═════ Records

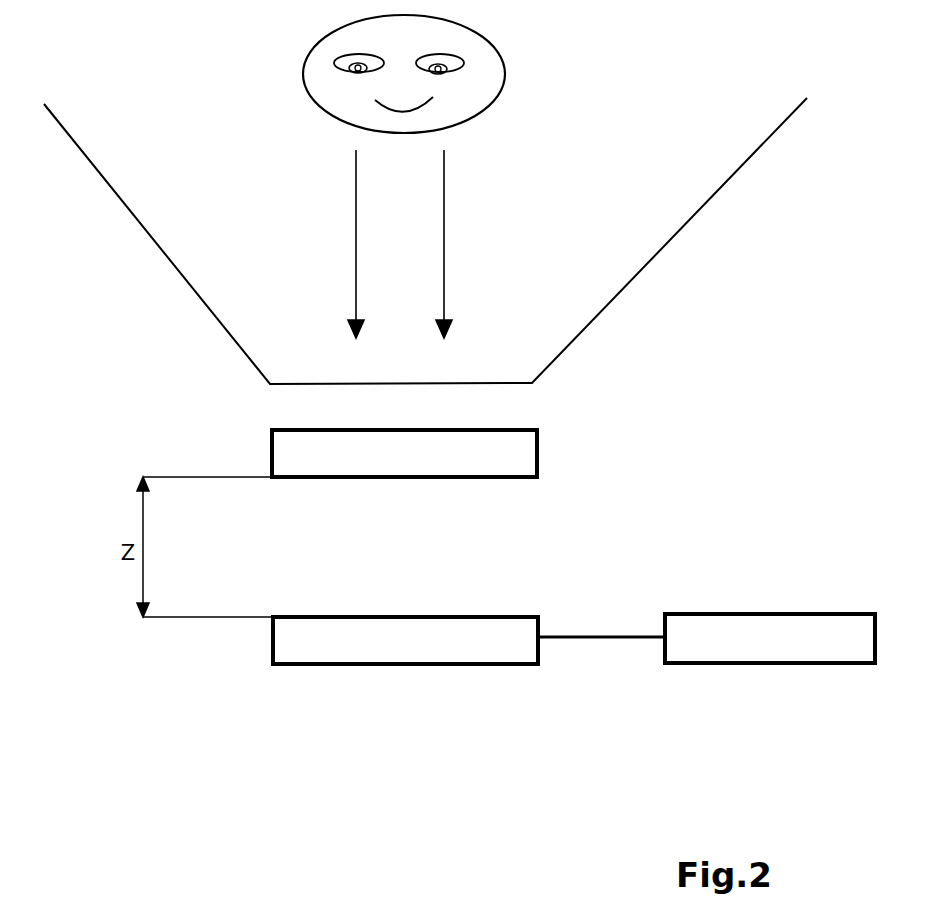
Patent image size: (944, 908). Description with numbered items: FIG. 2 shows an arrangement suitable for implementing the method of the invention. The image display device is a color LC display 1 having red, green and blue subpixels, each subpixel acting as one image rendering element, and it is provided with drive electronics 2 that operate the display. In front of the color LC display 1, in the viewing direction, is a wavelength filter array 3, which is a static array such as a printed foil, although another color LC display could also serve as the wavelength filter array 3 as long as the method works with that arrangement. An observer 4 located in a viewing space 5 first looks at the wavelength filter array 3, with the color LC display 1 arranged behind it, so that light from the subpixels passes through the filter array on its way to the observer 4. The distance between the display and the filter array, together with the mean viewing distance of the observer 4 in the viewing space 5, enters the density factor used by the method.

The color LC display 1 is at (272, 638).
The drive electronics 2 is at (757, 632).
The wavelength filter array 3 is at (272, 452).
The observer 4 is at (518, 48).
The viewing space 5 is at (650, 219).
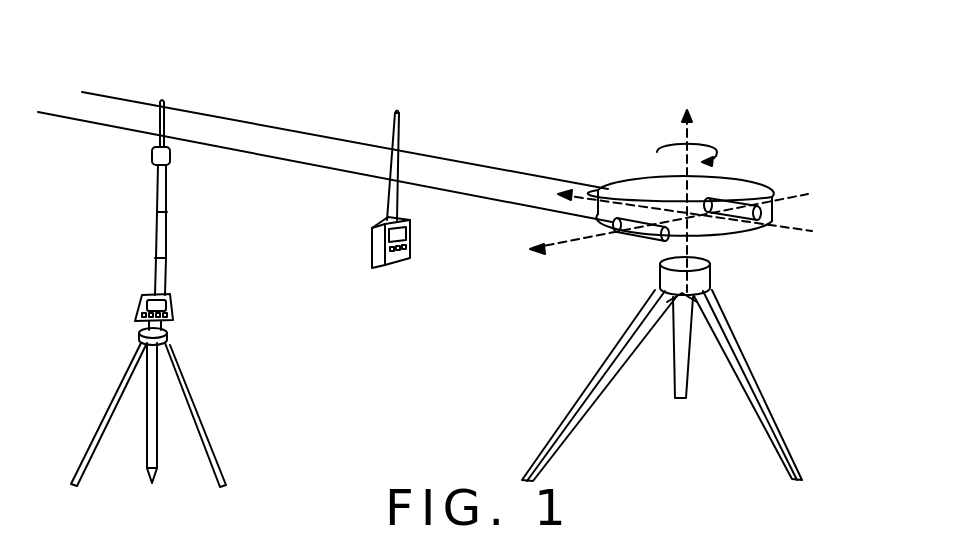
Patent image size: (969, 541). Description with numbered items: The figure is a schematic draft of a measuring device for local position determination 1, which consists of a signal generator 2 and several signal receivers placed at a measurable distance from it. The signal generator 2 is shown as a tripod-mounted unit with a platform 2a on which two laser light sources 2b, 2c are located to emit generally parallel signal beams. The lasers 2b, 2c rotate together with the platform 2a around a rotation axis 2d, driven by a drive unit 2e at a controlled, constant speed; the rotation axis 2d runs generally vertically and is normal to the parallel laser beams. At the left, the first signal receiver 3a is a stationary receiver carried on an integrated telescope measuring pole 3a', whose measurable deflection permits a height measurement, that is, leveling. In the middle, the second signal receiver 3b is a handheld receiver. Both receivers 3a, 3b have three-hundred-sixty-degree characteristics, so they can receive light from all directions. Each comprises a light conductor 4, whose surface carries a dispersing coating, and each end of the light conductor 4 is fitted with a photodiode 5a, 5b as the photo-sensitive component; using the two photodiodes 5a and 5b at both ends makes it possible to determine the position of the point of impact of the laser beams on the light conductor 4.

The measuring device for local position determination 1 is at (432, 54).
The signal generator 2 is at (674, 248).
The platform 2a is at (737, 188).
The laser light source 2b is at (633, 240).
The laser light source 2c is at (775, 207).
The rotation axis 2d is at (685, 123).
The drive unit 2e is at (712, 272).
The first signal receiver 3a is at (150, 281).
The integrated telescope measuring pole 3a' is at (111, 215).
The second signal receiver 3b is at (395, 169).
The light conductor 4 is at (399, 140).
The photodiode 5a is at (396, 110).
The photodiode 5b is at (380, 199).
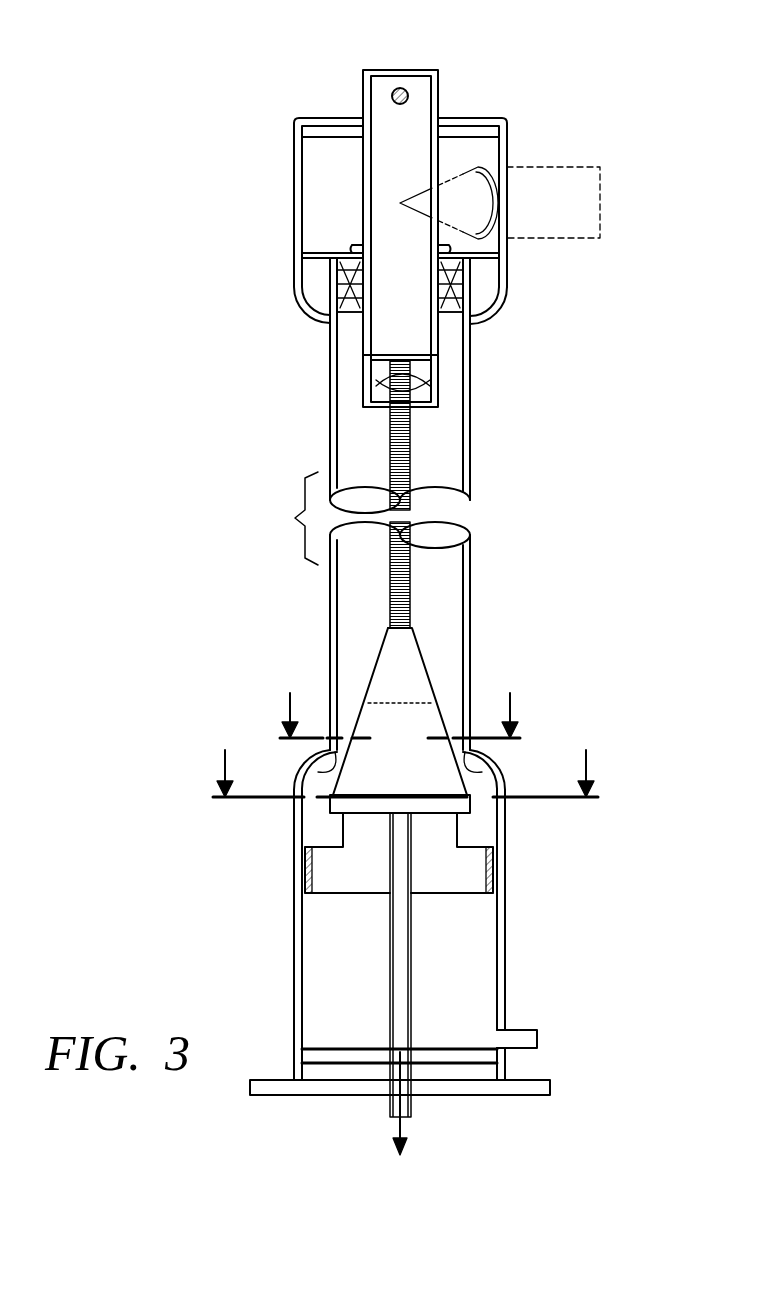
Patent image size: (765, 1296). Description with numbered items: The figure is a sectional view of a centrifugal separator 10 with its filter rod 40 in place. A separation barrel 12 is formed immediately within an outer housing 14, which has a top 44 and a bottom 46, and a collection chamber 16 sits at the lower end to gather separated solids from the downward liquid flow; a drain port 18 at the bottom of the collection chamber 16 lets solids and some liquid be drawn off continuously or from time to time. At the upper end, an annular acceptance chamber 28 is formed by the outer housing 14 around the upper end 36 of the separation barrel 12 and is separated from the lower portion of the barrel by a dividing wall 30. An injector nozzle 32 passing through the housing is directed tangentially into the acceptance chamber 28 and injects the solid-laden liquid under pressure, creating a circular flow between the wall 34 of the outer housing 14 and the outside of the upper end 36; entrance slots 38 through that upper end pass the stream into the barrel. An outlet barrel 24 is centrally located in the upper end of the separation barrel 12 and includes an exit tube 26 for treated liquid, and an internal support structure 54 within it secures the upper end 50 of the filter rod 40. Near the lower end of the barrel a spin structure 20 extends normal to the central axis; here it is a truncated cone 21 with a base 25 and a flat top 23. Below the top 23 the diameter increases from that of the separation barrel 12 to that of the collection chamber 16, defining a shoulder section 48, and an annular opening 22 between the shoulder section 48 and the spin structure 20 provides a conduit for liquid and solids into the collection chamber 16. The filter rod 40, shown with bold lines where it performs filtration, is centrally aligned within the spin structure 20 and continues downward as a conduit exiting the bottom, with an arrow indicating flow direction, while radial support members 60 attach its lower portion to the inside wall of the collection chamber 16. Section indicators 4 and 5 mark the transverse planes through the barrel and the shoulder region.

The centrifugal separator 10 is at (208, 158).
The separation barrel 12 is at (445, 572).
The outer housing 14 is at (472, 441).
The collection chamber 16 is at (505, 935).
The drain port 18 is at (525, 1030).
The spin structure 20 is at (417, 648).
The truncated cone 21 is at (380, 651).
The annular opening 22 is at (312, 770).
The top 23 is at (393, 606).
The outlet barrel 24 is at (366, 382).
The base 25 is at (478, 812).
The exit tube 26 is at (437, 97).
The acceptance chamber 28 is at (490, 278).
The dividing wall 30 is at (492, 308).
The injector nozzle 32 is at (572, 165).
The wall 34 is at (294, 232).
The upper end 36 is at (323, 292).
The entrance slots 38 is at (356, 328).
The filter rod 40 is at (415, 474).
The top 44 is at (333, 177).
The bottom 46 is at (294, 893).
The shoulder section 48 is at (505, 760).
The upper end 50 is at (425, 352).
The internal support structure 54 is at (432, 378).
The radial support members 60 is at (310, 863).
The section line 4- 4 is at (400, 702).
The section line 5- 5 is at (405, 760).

══════════
═════ Records

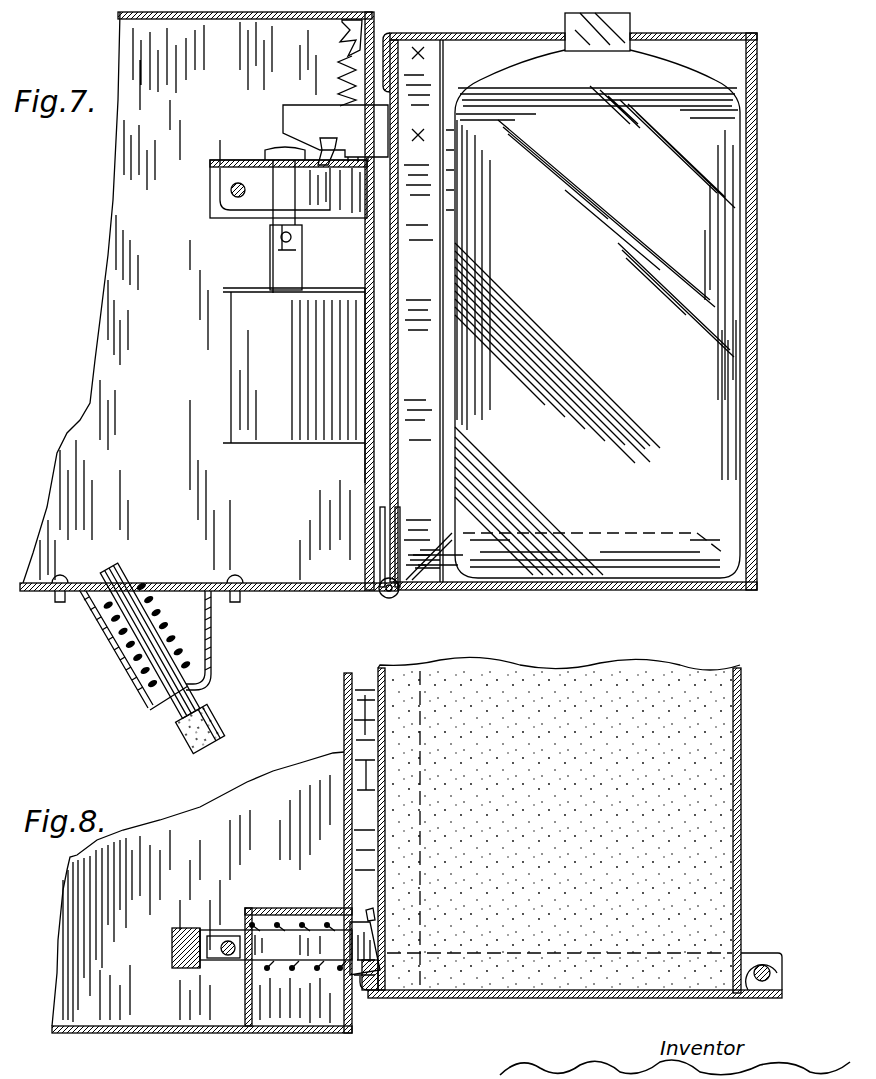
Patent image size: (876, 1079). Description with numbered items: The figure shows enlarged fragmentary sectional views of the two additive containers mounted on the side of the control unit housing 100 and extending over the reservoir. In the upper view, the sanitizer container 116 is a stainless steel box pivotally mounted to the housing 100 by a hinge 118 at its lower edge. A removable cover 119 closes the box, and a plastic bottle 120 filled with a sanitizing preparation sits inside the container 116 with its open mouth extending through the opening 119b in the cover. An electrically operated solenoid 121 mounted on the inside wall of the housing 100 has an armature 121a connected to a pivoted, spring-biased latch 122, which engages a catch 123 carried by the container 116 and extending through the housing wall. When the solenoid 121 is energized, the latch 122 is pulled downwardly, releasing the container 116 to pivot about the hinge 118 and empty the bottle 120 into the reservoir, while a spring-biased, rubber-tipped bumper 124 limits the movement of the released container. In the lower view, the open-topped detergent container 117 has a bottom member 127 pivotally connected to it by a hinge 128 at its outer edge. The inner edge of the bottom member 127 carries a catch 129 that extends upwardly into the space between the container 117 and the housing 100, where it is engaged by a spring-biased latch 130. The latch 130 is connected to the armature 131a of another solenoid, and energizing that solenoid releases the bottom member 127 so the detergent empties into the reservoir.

══════════
═════ Records

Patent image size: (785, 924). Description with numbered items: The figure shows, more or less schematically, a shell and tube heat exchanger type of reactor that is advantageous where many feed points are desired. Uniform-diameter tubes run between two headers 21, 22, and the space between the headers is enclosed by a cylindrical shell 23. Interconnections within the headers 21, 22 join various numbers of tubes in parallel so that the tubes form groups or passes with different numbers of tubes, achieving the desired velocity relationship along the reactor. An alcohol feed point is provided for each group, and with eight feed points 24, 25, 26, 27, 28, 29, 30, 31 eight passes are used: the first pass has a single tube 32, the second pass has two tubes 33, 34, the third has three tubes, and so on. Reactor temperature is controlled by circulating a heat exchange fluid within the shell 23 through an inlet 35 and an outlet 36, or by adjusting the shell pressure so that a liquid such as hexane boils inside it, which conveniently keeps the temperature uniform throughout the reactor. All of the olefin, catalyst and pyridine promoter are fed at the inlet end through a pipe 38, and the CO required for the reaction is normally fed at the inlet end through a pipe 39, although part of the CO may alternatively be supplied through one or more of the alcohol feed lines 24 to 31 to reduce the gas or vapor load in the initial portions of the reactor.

══════════

● What to work on
Render everything in the records above from the line containing "Patent image size: (944, 908)." down to the line containing "The viewing space 5 is at (650, 219)." as a Markdown table with the columns Number and Entry, numbering each row and omitting blank lines.

● Output of the task
| Number | Entry |
|---|---|
| 1 | Patent image size: (944, 908). Description with numbered items: FIG. 2 shows an arrangement suitable for implementing the method of the invention. The image display device is a color LC display 1 having red, green and blue subpixels, each subpixel acting as one image rendering element, and it is provided with drive electronics 2 that operate the display. In front of the color LC display 1, in the viewing direction, is a wavelength filter array 3, which is a static array such as a printed foil, although another color LC display could also serve as the wavelength filter array 3 as long as the method works with that arrangement. An observer 4 located in a viewing space 5 first looks at the wavelength filter array 3, with the color LC display 1 arranged behind it, so that light from the subpixels passes through the filter array on its way to the observer 4. The distance between the display and the filter array, together with the mean viewing distance of the observer 4 in the viewing space 5, enters the density factor used by the method. |
| 2 | The color LC display 1 is at (272, 638). |
| 3 | The drive electronics 2 is at (757, 632). |
| 4 | The wavelength filter array 3 is at (272, 452). |
| 5 | The observer 4 is at (518, 48). |
| 6 | The viewing space 5 is at (650, 219). |